Review the material line by line. Identify and copy every line that contains the string "سفید".

STORED RECORDS
* Begin *

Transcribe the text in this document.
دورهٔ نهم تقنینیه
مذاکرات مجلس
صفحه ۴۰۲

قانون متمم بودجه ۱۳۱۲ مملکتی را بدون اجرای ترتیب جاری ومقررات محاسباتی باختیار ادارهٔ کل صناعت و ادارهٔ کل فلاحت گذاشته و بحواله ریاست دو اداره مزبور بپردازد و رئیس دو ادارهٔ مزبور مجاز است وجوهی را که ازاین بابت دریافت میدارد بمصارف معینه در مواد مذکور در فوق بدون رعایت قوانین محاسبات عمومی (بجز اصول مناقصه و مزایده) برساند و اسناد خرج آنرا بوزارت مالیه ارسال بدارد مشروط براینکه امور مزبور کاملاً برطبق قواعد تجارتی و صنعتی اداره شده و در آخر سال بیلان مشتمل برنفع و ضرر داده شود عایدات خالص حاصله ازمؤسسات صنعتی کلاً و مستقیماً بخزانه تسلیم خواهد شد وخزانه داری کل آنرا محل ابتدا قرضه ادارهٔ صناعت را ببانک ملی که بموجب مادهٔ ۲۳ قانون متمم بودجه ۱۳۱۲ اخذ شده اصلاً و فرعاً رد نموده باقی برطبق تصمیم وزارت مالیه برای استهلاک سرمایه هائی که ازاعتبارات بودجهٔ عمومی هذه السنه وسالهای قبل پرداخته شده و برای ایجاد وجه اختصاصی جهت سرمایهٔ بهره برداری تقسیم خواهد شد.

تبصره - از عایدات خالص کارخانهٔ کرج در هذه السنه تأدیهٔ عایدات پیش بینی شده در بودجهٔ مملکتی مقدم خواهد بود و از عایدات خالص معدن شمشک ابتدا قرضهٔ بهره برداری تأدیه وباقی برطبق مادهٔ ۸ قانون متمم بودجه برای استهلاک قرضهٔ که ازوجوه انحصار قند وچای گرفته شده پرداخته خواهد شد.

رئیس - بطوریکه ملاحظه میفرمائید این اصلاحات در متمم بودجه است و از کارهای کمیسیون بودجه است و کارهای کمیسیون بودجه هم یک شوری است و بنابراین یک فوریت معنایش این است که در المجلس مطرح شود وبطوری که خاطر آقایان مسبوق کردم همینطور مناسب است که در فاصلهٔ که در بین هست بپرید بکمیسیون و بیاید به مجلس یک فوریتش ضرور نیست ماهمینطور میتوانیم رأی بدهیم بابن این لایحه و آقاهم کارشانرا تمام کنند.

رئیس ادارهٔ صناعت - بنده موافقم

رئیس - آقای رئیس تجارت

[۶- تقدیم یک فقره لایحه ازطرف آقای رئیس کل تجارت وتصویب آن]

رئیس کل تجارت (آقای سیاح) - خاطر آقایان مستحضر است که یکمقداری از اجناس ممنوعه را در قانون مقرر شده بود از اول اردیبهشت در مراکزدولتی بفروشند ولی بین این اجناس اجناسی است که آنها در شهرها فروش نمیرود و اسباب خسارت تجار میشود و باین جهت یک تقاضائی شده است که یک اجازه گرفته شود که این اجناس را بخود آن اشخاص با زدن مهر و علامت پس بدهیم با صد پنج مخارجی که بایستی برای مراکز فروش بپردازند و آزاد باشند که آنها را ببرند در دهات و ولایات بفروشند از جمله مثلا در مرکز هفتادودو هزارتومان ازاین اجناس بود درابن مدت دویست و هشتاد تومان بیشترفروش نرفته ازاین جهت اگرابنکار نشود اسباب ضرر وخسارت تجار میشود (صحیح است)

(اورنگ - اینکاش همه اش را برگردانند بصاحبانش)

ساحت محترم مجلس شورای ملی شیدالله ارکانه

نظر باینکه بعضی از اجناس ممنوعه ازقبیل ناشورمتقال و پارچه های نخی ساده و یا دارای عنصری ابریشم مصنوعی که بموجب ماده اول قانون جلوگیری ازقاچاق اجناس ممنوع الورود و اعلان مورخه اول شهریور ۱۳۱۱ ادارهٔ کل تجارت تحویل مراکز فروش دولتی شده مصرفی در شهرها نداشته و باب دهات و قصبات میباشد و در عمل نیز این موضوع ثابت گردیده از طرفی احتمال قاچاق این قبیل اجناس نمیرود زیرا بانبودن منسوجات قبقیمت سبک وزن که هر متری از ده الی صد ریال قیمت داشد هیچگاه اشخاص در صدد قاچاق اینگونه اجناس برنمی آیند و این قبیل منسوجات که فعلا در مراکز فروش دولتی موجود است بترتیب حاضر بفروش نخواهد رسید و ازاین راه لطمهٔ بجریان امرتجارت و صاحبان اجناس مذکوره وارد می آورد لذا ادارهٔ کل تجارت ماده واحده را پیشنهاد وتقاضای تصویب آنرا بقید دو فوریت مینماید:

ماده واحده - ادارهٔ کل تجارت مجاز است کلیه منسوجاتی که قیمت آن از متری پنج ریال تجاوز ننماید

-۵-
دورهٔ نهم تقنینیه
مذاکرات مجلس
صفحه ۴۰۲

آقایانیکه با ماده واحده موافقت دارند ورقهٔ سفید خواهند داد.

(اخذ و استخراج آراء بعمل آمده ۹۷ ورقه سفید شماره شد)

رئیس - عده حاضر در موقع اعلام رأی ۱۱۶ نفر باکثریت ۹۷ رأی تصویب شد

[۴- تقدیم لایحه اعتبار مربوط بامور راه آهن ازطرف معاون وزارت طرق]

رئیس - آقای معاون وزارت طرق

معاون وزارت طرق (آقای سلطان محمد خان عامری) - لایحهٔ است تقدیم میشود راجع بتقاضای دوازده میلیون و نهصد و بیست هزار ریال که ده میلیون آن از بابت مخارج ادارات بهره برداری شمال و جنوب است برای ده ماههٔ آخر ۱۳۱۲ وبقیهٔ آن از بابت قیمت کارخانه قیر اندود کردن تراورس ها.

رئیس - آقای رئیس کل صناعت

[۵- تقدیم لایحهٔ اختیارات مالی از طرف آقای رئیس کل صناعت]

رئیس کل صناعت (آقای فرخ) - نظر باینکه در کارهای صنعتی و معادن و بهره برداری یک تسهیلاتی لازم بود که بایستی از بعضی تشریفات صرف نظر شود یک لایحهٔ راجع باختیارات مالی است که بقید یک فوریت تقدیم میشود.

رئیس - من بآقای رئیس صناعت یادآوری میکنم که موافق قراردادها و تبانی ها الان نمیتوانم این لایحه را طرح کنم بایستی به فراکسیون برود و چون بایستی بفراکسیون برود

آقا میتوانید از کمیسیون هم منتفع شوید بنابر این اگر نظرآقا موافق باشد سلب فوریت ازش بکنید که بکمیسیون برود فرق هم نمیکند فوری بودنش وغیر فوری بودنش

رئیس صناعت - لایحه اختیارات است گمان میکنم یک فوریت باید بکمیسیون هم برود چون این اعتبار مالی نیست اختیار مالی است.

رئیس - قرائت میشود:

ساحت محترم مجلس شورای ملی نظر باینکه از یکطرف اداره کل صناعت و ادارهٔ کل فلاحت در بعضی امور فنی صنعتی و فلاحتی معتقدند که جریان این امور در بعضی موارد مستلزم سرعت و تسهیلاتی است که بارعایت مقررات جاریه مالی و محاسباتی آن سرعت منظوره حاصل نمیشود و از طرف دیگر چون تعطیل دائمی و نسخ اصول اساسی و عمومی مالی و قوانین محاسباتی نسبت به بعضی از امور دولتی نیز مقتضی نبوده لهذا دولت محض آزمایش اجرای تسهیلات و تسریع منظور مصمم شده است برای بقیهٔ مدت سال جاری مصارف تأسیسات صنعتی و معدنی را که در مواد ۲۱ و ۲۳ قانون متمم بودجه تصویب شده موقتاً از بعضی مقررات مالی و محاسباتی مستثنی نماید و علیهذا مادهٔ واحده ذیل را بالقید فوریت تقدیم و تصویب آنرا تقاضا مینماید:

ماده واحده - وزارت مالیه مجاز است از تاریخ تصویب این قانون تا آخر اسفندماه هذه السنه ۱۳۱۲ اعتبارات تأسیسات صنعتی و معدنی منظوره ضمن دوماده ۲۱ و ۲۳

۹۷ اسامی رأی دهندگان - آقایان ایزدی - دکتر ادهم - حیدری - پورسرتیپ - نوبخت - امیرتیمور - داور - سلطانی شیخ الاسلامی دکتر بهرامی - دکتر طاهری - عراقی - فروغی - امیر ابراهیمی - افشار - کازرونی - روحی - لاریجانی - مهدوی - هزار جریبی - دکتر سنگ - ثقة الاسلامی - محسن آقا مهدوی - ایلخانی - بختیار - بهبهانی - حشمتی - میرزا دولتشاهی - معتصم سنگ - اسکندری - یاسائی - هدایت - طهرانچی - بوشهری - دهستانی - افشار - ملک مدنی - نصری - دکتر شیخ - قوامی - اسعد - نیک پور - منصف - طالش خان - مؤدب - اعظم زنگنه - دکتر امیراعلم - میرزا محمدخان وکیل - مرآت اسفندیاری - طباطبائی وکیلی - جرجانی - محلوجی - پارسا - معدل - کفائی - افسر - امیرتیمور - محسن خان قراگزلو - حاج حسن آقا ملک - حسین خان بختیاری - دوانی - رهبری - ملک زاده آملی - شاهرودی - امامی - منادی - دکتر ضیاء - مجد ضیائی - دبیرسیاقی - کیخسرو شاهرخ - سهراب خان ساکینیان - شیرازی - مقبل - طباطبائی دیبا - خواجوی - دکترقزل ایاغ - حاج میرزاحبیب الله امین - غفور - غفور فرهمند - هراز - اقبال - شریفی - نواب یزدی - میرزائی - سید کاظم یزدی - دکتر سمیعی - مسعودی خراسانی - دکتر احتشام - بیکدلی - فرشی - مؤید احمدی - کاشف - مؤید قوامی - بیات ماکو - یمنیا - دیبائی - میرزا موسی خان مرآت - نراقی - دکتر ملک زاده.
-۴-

* End *

COMPLETED TASK
آقایانیکه با ماده واحده موافقت دارند ورقهٔ سفید خواهند داد.
(اخذ و استخراج آراء بعمل آمده ۹۷ ورقه سفید شماره شد)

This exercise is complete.